EXERCISE PROMPT.
Search the material below for the string "Bahner" and list each line that holds it.

+++ PROVIDED RECORDS +++

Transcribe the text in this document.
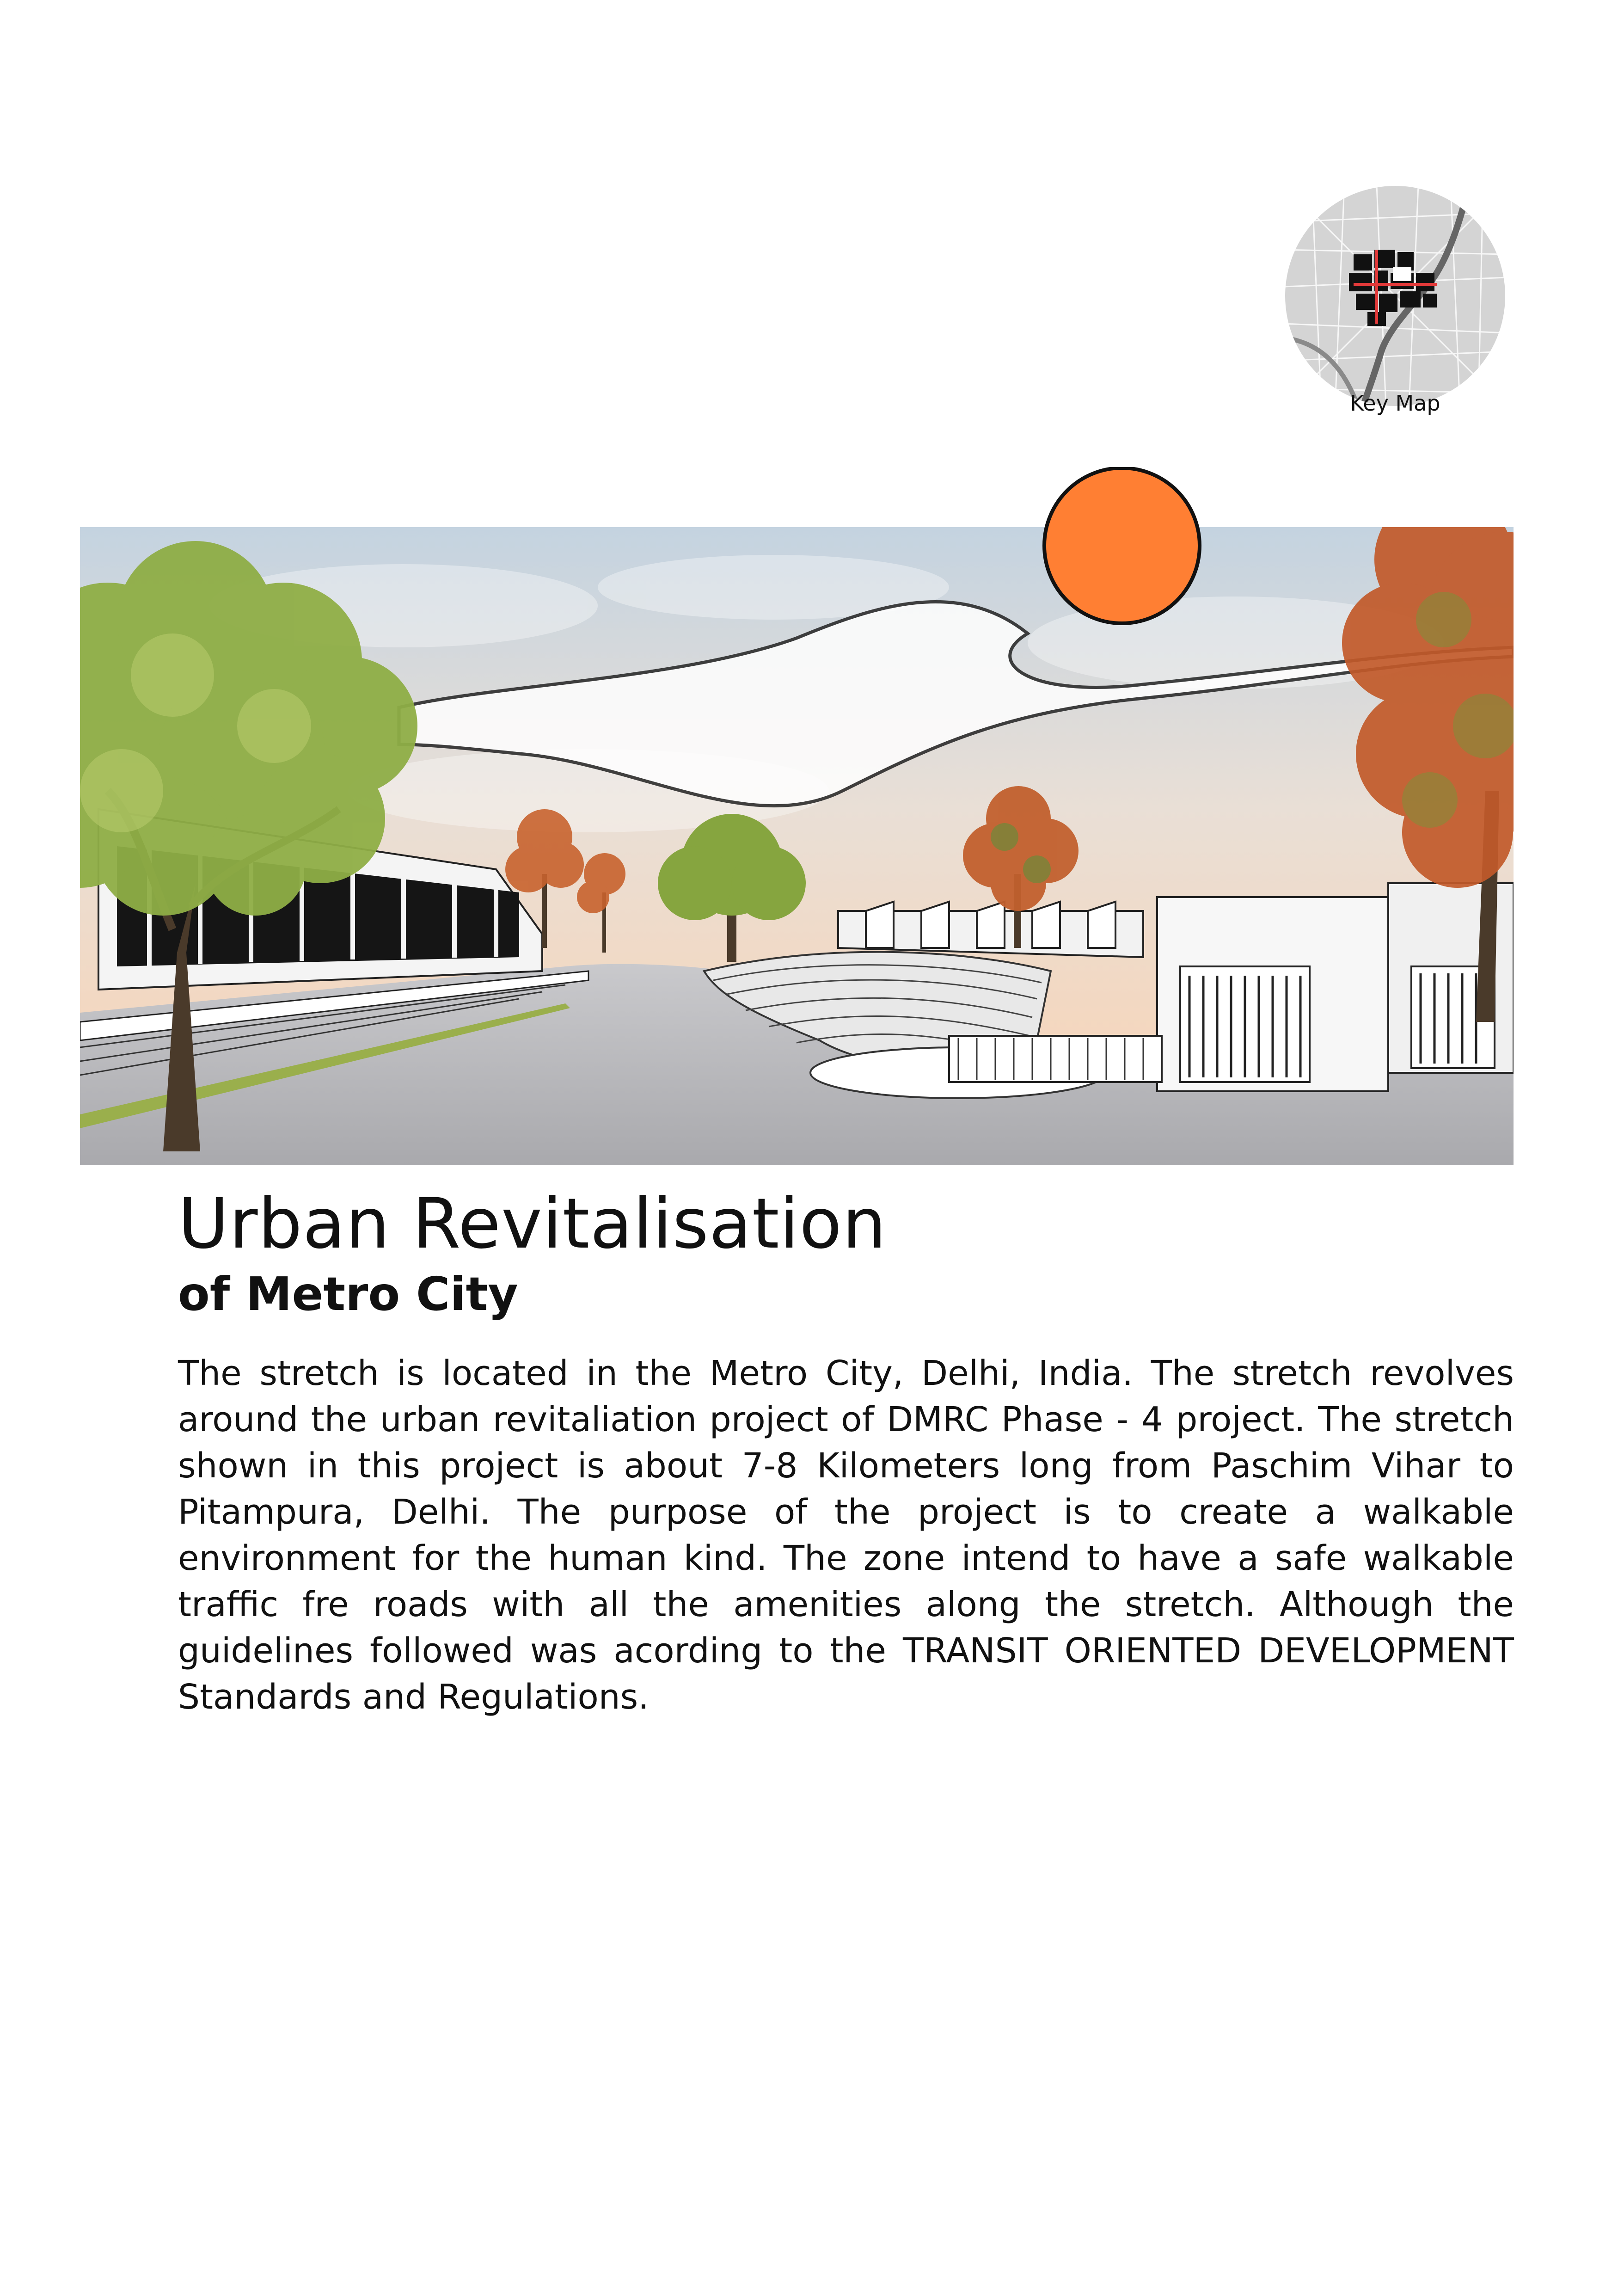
Key Map
Urban Revitalisation
of Metro City

The stretch is located in the Metro City, Delhi, India. The stretch revolves around the urban revitaliation project of DMRC Phase - 4 project. The stretch shown in this project is about 7-8 Kilometers long from Paschim Vihar to Pitampura, Delhi. The purpose of the project is to create a walkable environment for the human kind. The zone intend to have a safe walkable traffic fre roads with all the amenities along the stretch. Although the guidelines followed was acording to the TRANSIT ORIENTED DEVELOPMENT Standards and Regulations.
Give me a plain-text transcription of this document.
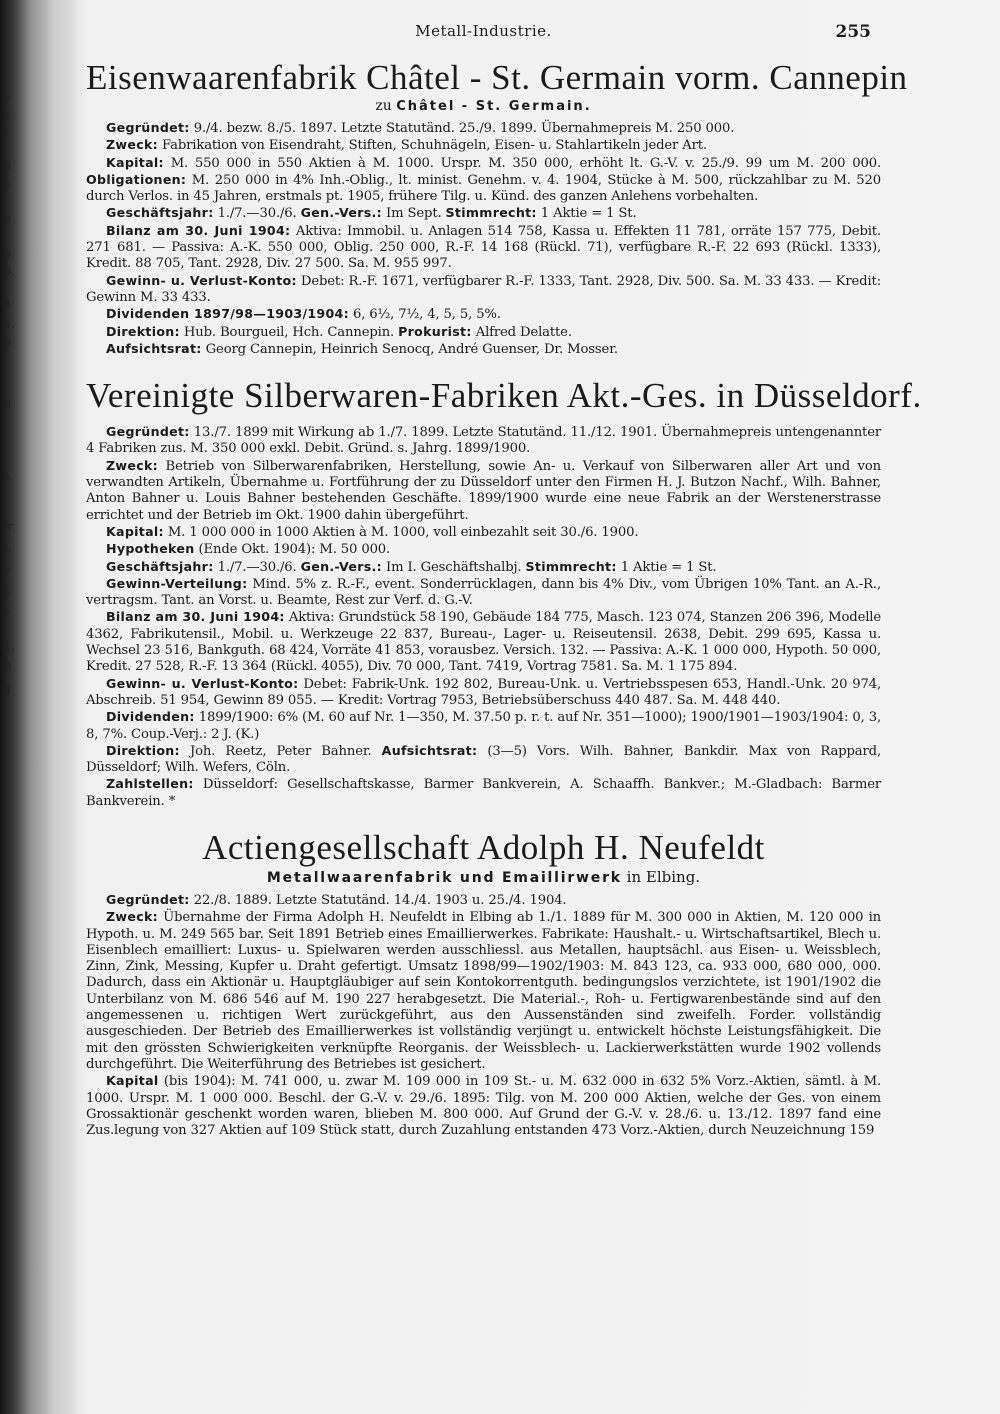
e
s
l.
ll
a
n
6.
0.
4
3.
8
·l
s.
·r
l.
e
l-
l-
1,
0
4
Metall-Industrie.	255
Eisenwaarenfabrik Châtel - St. Germain vorm. Cannepin
zu Châtel - St. Germain.

Gegründet: 9./4. bezw. 8./5. 1897. Letzte Statutänd. 25./9. 1899. Übernahmepreis M. 250 000.

Zweck: Fabrikation von Eisendraht, Stiften, Schuhnägeln, Eisen- u. Stahlartikeln jeder Art.

Kapital: M. 550 000 in 550 Aktien à M. 1000. Urspr. M. 350 000, erhöht lt. G.-V. v. 25./9. 99 um M. 200 000. Obligationen: M. 250 000 in 4% Inh.-Oblig., lt. minist. Genehm. v. 4. 1904, Stücke à M. 500, rückzahlbar zu M. 520 durch Verlos. in 45 Jahren, erstmals pt. 1905, frühere Tilg. u. Künd. des ganzen Anlehens vorbehalten.

Geschäftsjahr: 1./7.—30./6. Gen.-Vers.: Im Sept. Stimmrecht: 1 Aktie = 1 St.

Bilanz am 30. Juni 1904: Aktiva: Immobil. u. Anlagen 514 758, Kassa u. Effekten 11 781, orräte 157 775, Debit. 271 681. — Passiva: A.-K. 550 000, Oblig. 250 000, R.-F. 14 168 (Rückl. 71), verfügbare R.-F. 22 693 (Rückl. 1333), Kredit. 88 705, Tant. 2928, Div. 27 500. Sa. M. 955 997.

Gewinn- u. Verlust-Konto: Debet: R.-F. 1671, verfügbarer R.-F. 1333, Tant. 2928, Div. 500. Sa. M. 33 433. — Kredit: Gewinn M. 33 433.

Dividenden 1897/98—1903/1904: 6, 6½, 7½, 4, 5, 5, 5%.

Direktion: Hub. Bourgueil, Hch. Cannepin. Prokurist: Alfred Delatte.

Aufsichtsrat: Georg Cannepin, Heinrich Senocq, André Guenser, Dr. Mosser.

Vereinigte Silberwaren-Fabriken Akt.-Ges. in Düsseldorf.

Gegründet: 13./7. 1899 mit Wirkung ab 1./7. 1899. Letzte Statutänd. 11./12. 1901. Übernahmepreis untengenannter 4 Fabriken zus. M. 350 000 exkl. Debit. Gründ. s. Jahrg. 1899/1900.

Zweck: Betrieb von Silberwarenfabriken, Herstellung, sowie An- u. Verkauf von Silberwaren aller Art und von verwandten Artikeln, Übernahme u. Fortführung der zu Düsseldorf unter den Firmen H. J. Butzon Nachf., Wilh. Bahner, Anton Bahner u. Louis Bahner bestehenden Geschäfte. 1899/1900 wurde eine neue Fabrik an der Werstenerstrasse errichtet und der Betrieb im Okt. 1900 dahin übergeführt.

Kapital: M. 1 000 000 in 1000 Aktien à M. 1000, voll einbezahlt seit 30./6. 1900.

Hypotheken (Ende Okt. 1904): M. 50 000.

Geschäftsjahr: 1./7.—30./6. Gen.-Vers.: Im I. Geschäftshalbj. Stimmrecht: 1 Aktie = 1 St.

Gewinn-Verteilung: Mind. 5% z. R.-F., event. Sonderrücklagen, dann bis 4% Div., vom Übrigen 10% Tant. an A.-R., vertragsm. Tant. an Vorst. u. Beamte, Rest zur Verf. d. G.-V.

Bilanz am 30. Juni 1904: Aktiva: Grundstück 58 190, Gebäude 184 775, Masch. 123 074, Stanzen 206 396, Modelle 4362, Fabrikutensil., Mobil. u. Werkzeuge 22 837, Bureau-, Lager- u. Reiseutensil. 2638, Debit. 299 695, Kassa u. Wechsel 23 516, Bankguth. 68 424, Vorräte 41 853, vorausbez. Versich. 132. — Passiva: A.-K. 1 000 000, Hypoth. 50 000, Kredit. 27 528, R.-F. 13 364 (Rückl. 4055), Div. 70 000, Tant. 7419, Vortrag 7581. Sa. M. 1 175 894.

Gewinn- u. Verlust-Konto: Debet: Fabrik-Unk. 192 802, Bureau-Unk. u. Vertriebsspesen 653, Handl.-Unk. 20 974, Abschreib. 51 954, Gewinn 89 055. — Kredit: Vortrag 7953, Betriebsüberschuss 440 487. Sa. M. 448 440.

Dividenden: 1899/1900: 6% (M. 60 auf Nr. 1—350, M. 37.50 p. r. t. auf Nr. 351—1000); 1900/1901—1903/1904: 0, 3, 8, 7%. Coup.-Verj.: 2 J. (K.)

Direktion: Joh. Reetz, Peter Bahner. Aufsichtsrat: (3—5) Vors. Wilh. Bahner, Bankdir. Max von Rappard, Düsseldorf; Wilh. Wefers, Cöln.

Zahlstellen: Düsseldorf: Gesellschaftskasse, Barmer Bankverein, A. Schaaffh. Bankver.; M.-Gladbach: Barmer Bankverein. *

Actiengesellschaft Adolph H. Neufeldt
Metallwaarenfabrik und Emaillirwerk in Elbing.

Gegründet: 22./8. 1889. Letzte Statutänd. 14./4. 1903 u. 25./4. 1904.

Zweck: Übernahme der Firma Adolph H. Neufeldt in Elbing ab 1./1. 1889 für M. 300 000 in Aktien, M. 120 000 in Hypoth. u. M. 249 565 bar. Seit 1891 Betrieb eines Emaillierwerkes. Fabrikate: Haushalt.- u. Wirtschaftsartikel, Blech u. Eisenblech emailliert: Luxus- u. Spielwaren werden ausschliessl. aus Metallen, hauptsächl. aus Eisen- u. Weissblech, Zinn, Zink, Messing, Kupfer u. Draht gefertigt. Umsatz 1898/99—1902/1903: M. 843 123, ca. 933 000, 680 000, 000. Dadurch, dass ein Aktionär u. Hauptgläubiger auf sein Kontokorrentguth. bedingungslos verzichtete, ist 1901/1902 die Unterbilanz von M. 686 546 auf M. 190 227 herabgesetzt. Die Material.-, Roh- u. Fertigwarenbestände sind auf den angemessenen u. richtigen Wert zurückgeführt, aus den Aussenständen sind zweifelh. Forder. vollständig ausgeschieden. Der Betrieb des Emaillierwerkes ist vollständig verjüngt u. entwickelt höchste Leistungsfähigkeit. Die mit den grössten Schwierigkeiten verknüpfte Reorganis. der Weissblech- u. Lackierwerkstätten wurde 1902 vollends durchgeführt. Die Weiterführung des Betriebes ist gesichert.

Kapital (bis 1904): M. 741 000, u. zwar M. 109 000 in 109 St.- u. M. 632 000 in 632 5% Vorz.-Aktien, sämtl. à M. 1000. Urspr. M. 1 000 000. Beschl. der G.-V. v. 29./6. 1895: Tilg. von M. 200 000 Aktien, welche der Ges. von einem Grossaktionär geschenkt worden waren, blieben M. 800 000. Auf Grund der G.-V. v. 28./6. u. 13./12. 1897 fand eine Zus.legung von 327 Aktien auf 109 Stück statt, durch Zuzahlung entstanden 473 Vorz.-Aktien, durch Neuzeichnung 159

+++

COMPLETED EXERCISE.
Zweck: Betrieb von Silberwarenfabriken, Herstellung, sowie An- u. Verkauf von Silberwaren aller Art und von verwandten Artikeln, Übernahme u. Fortführung der zu Düsseldorf unter den Firmen H. J. Butzon Nachf., Wilh. Bahner, Anton Bahner u. Louis Bahner bestehenden Geschäfte. 1899/1900 wurde eine neue Fabrik an der Werstenerstrasse errichtet und der Betrieb im Okt. 1900 dahin übergeführt.
Direktion: Joh. Reetz, Peter Bahner. Aufsichtsrat: (3—5) Vors. Wilh. Bahner, Bankdir. Max von Rappard, Düsseldorf; Wilh. Wefers, Cöln.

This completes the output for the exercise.